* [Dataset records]
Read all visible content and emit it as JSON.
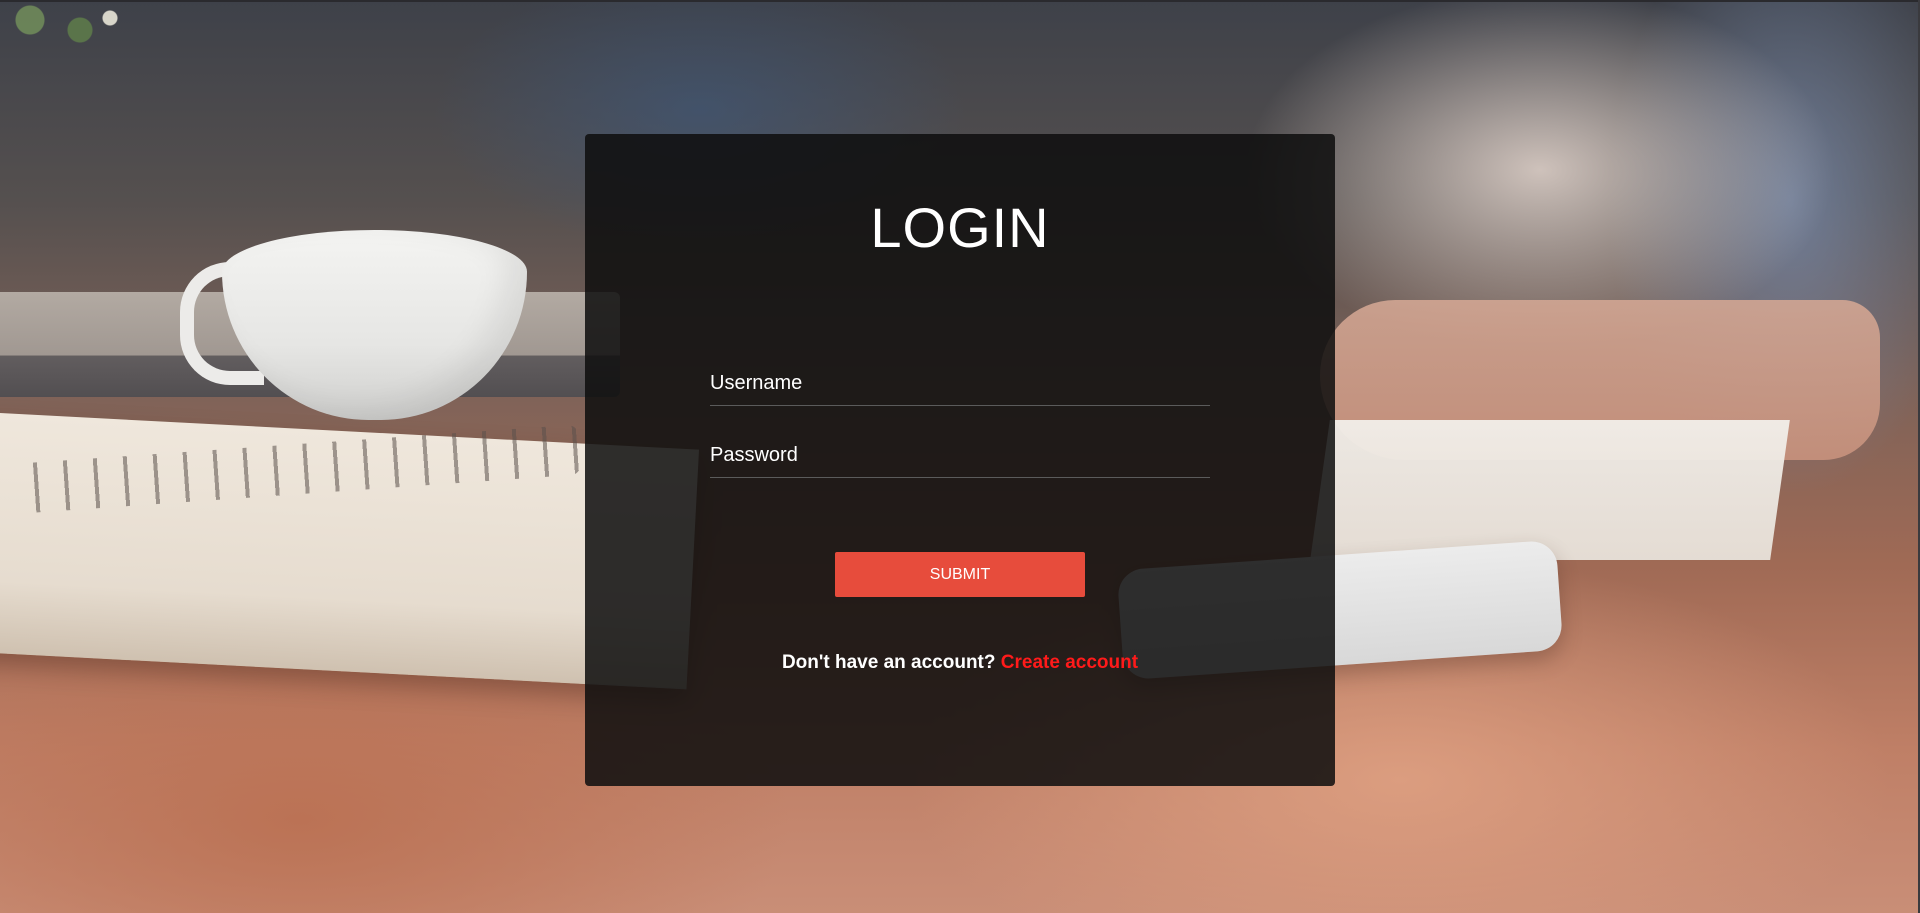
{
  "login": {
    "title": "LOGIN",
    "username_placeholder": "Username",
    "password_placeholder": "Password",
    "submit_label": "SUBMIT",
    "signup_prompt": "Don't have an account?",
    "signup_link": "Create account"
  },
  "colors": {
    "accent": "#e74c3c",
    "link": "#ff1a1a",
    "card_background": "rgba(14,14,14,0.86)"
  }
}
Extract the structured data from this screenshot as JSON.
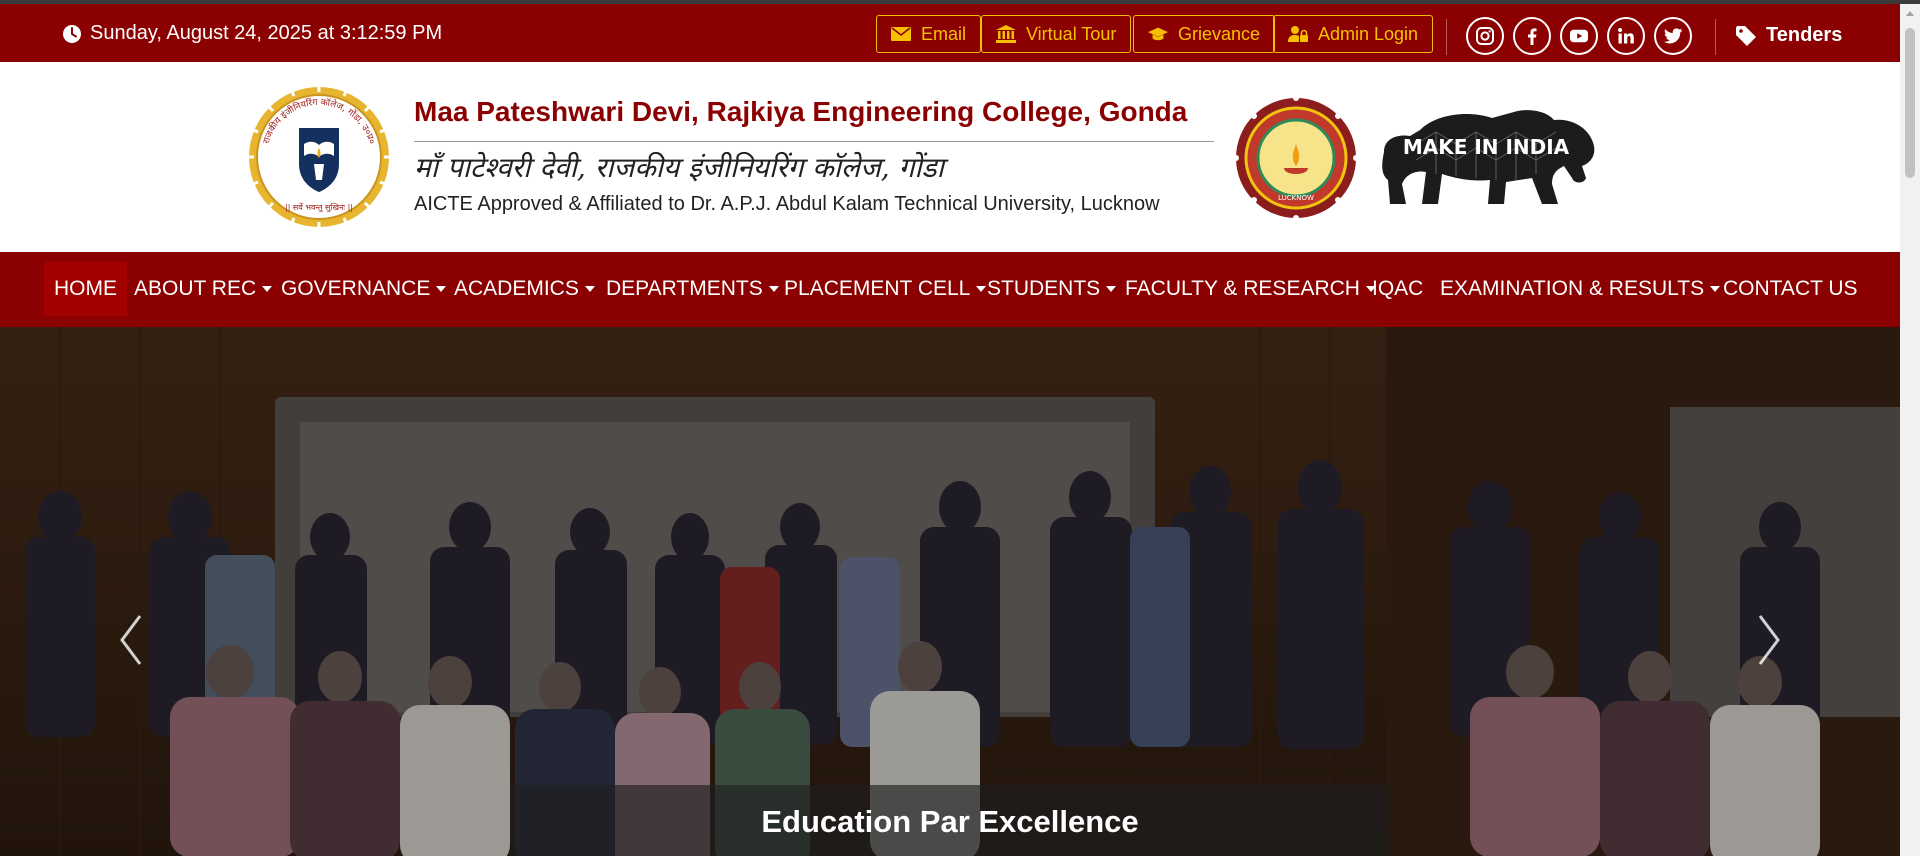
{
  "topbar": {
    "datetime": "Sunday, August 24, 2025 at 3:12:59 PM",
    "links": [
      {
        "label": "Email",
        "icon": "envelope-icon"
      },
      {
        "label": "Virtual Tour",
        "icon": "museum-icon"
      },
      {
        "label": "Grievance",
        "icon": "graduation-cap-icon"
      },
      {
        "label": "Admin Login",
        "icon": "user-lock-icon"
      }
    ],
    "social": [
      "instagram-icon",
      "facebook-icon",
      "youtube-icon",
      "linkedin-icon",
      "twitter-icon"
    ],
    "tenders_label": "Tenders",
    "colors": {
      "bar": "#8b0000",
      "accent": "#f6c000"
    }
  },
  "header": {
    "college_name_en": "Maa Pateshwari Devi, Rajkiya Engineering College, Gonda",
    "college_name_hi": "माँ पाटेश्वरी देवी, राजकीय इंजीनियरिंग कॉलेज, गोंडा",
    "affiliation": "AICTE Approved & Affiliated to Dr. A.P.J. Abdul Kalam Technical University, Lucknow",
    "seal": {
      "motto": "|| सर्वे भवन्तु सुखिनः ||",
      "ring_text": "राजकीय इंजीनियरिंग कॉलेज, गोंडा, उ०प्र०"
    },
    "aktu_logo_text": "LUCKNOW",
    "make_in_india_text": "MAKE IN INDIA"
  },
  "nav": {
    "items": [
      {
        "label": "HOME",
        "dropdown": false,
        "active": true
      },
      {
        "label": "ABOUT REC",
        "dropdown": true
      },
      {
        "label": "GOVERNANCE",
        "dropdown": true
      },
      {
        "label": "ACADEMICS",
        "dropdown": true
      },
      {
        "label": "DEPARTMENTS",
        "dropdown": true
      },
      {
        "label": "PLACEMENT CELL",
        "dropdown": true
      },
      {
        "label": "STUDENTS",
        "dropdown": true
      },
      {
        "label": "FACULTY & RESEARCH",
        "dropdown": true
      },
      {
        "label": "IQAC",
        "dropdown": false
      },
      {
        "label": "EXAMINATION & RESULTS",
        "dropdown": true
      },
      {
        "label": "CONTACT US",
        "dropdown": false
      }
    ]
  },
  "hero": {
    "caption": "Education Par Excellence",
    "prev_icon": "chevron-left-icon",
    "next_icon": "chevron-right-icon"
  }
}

* [Problem description]
Show every line in the records above that contains the word "account".

* [Result of this task]
    "signup_prompt": "Don't have an account?",
    "signup_link": "Create account"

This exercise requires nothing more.